= Task description =
Reproduce the entries in full, with no changes.

--- BEGIN ---

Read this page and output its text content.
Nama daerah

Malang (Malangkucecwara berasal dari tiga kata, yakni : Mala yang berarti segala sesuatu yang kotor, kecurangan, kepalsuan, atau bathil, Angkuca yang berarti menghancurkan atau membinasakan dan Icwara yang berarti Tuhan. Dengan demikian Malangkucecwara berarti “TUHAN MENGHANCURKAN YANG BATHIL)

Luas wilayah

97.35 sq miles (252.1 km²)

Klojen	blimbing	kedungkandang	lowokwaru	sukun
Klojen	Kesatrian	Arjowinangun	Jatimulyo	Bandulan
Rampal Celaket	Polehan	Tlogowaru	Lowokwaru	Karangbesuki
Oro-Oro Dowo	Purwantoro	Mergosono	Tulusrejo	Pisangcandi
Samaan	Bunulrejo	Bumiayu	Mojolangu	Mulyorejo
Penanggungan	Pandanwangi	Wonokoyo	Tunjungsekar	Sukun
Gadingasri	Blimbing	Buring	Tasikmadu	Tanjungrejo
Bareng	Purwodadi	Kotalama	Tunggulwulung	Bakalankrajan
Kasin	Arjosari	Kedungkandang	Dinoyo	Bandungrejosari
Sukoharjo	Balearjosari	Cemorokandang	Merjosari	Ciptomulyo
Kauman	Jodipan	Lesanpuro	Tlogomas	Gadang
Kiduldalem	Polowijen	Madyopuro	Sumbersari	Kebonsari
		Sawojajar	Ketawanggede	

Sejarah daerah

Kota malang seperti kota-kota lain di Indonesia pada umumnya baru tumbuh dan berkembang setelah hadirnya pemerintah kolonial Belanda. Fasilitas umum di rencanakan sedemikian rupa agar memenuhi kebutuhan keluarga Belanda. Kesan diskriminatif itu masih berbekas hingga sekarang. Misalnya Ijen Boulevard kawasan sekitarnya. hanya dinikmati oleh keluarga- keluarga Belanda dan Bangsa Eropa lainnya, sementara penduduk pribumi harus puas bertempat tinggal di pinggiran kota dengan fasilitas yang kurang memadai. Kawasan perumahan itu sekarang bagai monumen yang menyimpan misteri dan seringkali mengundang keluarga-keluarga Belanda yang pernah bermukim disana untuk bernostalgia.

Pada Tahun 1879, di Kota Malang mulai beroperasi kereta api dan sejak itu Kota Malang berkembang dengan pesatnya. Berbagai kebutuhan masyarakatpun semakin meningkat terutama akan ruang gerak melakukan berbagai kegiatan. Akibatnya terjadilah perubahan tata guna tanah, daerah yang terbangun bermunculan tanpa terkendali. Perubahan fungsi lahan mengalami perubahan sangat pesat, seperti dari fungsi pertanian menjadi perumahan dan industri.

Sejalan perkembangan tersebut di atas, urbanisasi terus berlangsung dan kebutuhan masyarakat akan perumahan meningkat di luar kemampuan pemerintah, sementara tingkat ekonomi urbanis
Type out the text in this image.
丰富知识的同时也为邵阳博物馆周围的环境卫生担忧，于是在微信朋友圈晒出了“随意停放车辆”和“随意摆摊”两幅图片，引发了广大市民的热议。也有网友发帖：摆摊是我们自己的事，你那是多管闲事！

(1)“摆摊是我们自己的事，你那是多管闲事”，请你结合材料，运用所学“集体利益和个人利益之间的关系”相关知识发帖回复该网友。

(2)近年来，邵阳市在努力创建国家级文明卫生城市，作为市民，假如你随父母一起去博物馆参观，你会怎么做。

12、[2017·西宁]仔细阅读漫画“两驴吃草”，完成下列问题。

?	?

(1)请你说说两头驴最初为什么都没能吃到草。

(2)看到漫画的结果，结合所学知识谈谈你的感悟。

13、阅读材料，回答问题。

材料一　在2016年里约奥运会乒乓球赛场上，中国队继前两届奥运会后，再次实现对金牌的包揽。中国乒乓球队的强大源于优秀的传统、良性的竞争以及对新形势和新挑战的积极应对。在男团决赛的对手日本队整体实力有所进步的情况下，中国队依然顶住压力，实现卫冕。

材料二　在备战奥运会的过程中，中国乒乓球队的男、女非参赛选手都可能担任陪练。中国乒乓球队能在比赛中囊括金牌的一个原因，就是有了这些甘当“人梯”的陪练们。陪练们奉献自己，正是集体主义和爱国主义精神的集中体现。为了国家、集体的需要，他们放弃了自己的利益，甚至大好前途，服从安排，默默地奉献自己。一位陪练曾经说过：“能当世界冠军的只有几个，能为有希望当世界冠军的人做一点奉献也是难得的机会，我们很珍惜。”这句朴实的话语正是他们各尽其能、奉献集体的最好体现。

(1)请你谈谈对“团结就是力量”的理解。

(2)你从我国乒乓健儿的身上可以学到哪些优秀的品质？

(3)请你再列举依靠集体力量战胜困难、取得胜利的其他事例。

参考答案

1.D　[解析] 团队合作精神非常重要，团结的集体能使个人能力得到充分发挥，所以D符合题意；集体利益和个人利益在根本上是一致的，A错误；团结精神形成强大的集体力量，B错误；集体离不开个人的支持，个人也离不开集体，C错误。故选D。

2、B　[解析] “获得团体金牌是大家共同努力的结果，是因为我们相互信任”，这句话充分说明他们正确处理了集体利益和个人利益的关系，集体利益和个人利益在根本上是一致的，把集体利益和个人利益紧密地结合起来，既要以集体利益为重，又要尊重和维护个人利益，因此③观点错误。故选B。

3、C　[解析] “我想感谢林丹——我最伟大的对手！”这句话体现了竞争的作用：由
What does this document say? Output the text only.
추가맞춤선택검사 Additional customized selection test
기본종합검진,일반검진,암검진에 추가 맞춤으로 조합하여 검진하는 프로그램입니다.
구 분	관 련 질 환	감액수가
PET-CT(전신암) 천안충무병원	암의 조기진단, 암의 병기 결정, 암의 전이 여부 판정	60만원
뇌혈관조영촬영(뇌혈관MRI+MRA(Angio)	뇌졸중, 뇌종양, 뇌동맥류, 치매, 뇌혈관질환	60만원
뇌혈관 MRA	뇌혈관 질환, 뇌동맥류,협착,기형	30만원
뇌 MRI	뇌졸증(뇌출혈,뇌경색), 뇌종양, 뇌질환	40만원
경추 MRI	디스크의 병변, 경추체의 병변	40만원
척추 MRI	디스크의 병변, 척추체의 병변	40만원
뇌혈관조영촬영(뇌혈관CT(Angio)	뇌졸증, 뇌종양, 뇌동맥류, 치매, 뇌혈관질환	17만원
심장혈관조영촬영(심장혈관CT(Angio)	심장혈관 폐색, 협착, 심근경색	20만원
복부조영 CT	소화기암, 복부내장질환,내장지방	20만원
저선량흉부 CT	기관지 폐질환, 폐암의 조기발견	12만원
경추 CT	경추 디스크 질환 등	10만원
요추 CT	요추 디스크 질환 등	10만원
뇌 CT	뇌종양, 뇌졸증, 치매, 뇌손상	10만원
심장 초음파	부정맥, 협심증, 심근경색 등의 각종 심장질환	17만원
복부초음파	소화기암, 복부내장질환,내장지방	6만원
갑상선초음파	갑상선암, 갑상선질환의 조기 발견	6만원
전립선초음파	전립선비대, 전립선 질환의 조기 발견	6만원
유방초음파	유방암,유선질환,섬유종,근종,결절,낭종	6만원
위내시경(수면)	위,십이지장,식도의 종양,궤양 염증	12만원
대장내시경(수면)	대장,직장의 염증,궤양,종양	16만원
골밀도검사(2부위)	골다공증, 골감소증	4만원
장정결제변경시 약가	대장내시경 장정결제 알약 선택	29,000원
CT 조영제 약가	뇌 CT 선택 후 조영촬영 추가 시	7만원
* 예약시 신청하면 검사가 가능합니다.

--- END ---

= Worked solution =
Read this page and output its text content.
Nama daerah

Malang (Malangkucecwara berasal dari tiga kata, yakni : Mala yang berarti segala sesuatu yang kotor, kecurangan, kepalsuan, atau bathil, Angkuca yang berarti menghancurkan atau membinasakan dan Icwara yang berarti Tuhan. Dengan demikian Malangkucecwara berarti “TUHAN MENGHANCURKAN YANG BATHIL)

Luas wilayah

97.35 sq miles (252.1 km²)

Klojen	blimbing	kedungkandang	lowokwaru	sukun
Klojen	Kesatrian	Arjowinangun	Jatimulyo	Bandulan
Rampal Celaket	Polehan	Tlogowaru	Lowokwaru	Karangbesuki
Oro-Oro Dowo	Purwantoro	Mergosono	Tulusrejo	Pisangcandi
Samaan	Bunulrejo	Bumiayu	Mojolangu	Mulyorejo
Penanggungan	Pandanwangi	Wonokoyo	Tunjungsekar	Sukun
Gadingasri	Blimbing	Buring	Tasikmadu	Tanjungrejo
Bareng	Purwodadi	Kotalama	Tunggulwulung	Bakalankrajan
Kasin	Arjosari	Kedungkandang	Dinoyo	Bandungrejosari
Sukoharjo	Balearjosari	Cemorokandang	Merjosari	Ciptomulyo
Kauman	Jodipan	Lesanpuro	Tlogomas	Gadang
Kiduldalem	Polowijen	Madyopuro	Sumbersari	Kebonsari
		Sawojajar	Ketawanggede	

Sejarah daerah

Kota malang seperti kota-kota lain di Indonesia pada umumnya baru tumbuh dan berkembang setelah hadirnya pemerintah kolonial Belanda. Fasilitas umum di rencanakan sedemikian rupa agar memenuhi kebutuhan keluarga Belanda. Kesan diskriminatif itu masih berbekas hingga sekarang. Misalnya Ijen Boulevard kawasan sekitarnya. hanya dinikmati oleh keluarga- keluarga Belanda dan Bangsa Eropa lainnya, sementara penduduk pribumi harus puas bertempat tinggal di pinggiran kota dengan fasilitas yang kurang memadai. Kawasan perumahan itu sekarang bagai monumen yang menyimpan misteri dan seringkali mengundang keluarga-keluarga Belanda yang pernah bermukim disana untuk bernostalgia.

Pada Tahun 1879, di Kota Malang mulai beroperasi kereta api dan sejak itu Kota Malang berkembang dengan pesatnya. Berbagai kebutuhan masyarakatpun semakin meningkat terutama akan ruang gerak melakukan berbagai kegiatan. Akibatnya terjadilah perubahan tata guna tanah, daerah yang terbangun bermunculan tanpa terkendali. Perubahan fungsi lahan mengalami perubahan sangat pesat, seperti dari fungsi pertanian menjadi perumahan dan industri.

Sejalan perkembangan tersebut di atas, urbanisasi terus berlangsung dan kebutuhan masyarakat akan perumahan meningkat di luar kemampuan pemerintah, sementara tingkat ekonomi urbanis
Type out the text in this image.
丰富知识的同时也为邵阳博物馆周围的环境卫生担忧，于是在微信朋友圈晒出了“随意停放车辆”和“随意摆摊”两幅图片，引发了广大市民的热议。也有网友发帖：摆摊是我们自己的事，你那是多管闲事！

(1)“摆摊是我们自己的事，你那是多管闲事”，请你结合材料，运用所学“集体利益和个人利益之间的关系”相关知识发帖回复该网友。

(2)近年来，邵阳市在努力创建国家级文明卫生城市，作为市民，假如你随父母一起去博物馆参观，你会怎么做。

12、[2017·西宁]仔细阅读漫画“两驴吃草”，完成下列问题。

?	?

(1)请你说说两头驴最初为什么都没能吃到草。

(2)看到漫画的结果，结合所学知识谈谈你的感悟。

13、阅读材料，回答问题。

材料一　在2016年里约奥运会乒乓球赛场上，中国队继前两届奥运会后，再次实现对金牌的包揽。中国乒乓球队的强大源于优秀的传统、良性的竞争以及对新形势和新挑战的积极应对。在男团决赛的对手日本队整体实力有所进步的情况下，中国队依然顶住压力，实现卫冕。

材料二　在备战奥运会的过程中，中国乒乓球队的男、女非参赛选手都可能担任陪练。中国乒乓球队能在比赛中囊括金牌的一个原因，就是有了这些甘当“人梯”的陪练们。陪练们奉献自己，正是集体主义和爱国主义精神的集中体现。为了国家、集体的需要，他们放弃了自己的利益，甚至大好前途，服从安排，默默地奉献自己。一位陪练曾经说过：“能当世界冠军的只有几个，能为有希望当世界冠军的人做一点奉献也是难得的机会，我们很珍惜。”这句朴实的话语正是他们各尽其能、奉献集体的最好体现。

(1)请你谈谈对“团结就是力量”的理解。

(2)你从我国乒乓健儿的身上可以学到哪些优秀的品质？

(3)请你再列举依靠集体力量战胜困难、取得胜利的其他事例。

参考答案

1.D　[解析] 团队合作精神非常重要，团结的集体能使个人能力得到充分发挥，所以D符合题意；集体利益和个人利益在根本上是一致的，A错误；团结精神形成强大的集体力量，B错误；集体离不开个人的支持，个人也离不开集体，C错误。故选D。

2、B　[解析] “获得团体金牌是大家共同努力的结果，是因为我们相互信任”，这句话充分说明他们正确处理了集体利益和个人利益的关系，集体利益和个人利益在根本上是一致的，把集体利益和个人利益紧密地结合起来，既要以集体利益为重，又要尊重和维护个人利益，因此③观点错误。故选B。

3、C　[解析] “我想感谢林丹——我最伟大的对手！”这句话体现了竞争的作用：由
What does this document say? Output the text only.
추가맞춤선택검사 Additional customized selection test
기본종합검진,일반검진,암검진에 추가 맞춤으로 조합하여 검진하는 프로그램입니다.
구 분	관 련 질 환	감액수가
PET-CT(전신암) 천안충무병원	암의 조기진단, 암의 병기 결정, 암의 전이 여부 판정	60만원
뇌혈관조영촬영(뇌혈관MRI+MRA(Angio)	뇌졸중, 뇌종양, 뇌동맥류, 치매, 뇌혈관질환	60만원
뇌혈관 MRA	뇌혈관 질환, 뇌동맥류,협착,기형	30만원
뇌 MRI	뇌졸증(뇌출혈,뇌경색), 뇌종양, 뇌질환	40만원
경추 MRI	디스크의 병변, 경추체의 병변	40만원
척추 MRI	디스크의 병변, 척추체의 병변	40만원
뇌혈관조영촬영(뇌혈관CT(Angio)	뇌졸증, 뇌종양, 뇌동맥류, 치매, 뇌혈관질환	17만원
심장혈관조영촬영(심장혈관CT(Angio)	심장혈관 폐색, 협착, 심근경색	20만원
복부조영 CT	소화기암, 복부내장질환,내장지방	20만원
저선량흉부 CT	기관지 폐질환, 폐암의 조기발견	12만원
경추 CT	경추 디스크 질환 등	10만원
요추 CT	요추 디스크 질환 등	10만원
뇌 CT	뇌종양, 뇌졸증, 치매, 뇌손상	10만원
심장 초음파	부정맥, 협심증, 심근경색 등의 각종 심장질환	17만원
복부초음파	소화기암, 복부내장질환,내장지방	6만원
갑상선초음파	갑상선암, 갑상선질환의 조기 발견	6만원
전립선초음파	전립선비대, 전립선 질환의 조기 발견	6만원
유방초음파	유방암,유선질환,섬유종,근종,결절,낭종	6만원
위내시경(수면)	위,십이지장,식도의 종양,궤양 염증	12만원
대장내시경(수면)	대장,직장의 염증,궤양,종양	16만원
골밀도검사(2부위)	골다공증, 골감소증	4만원
장정결제변경시 약가	대장내시경 장정결제 알약 선택	29,000원
CT 조영제 약가	뇌 CT 선택 후 조영촬영 추가 시	7만원
* 예약시 신청하면 검사가 가능합니다.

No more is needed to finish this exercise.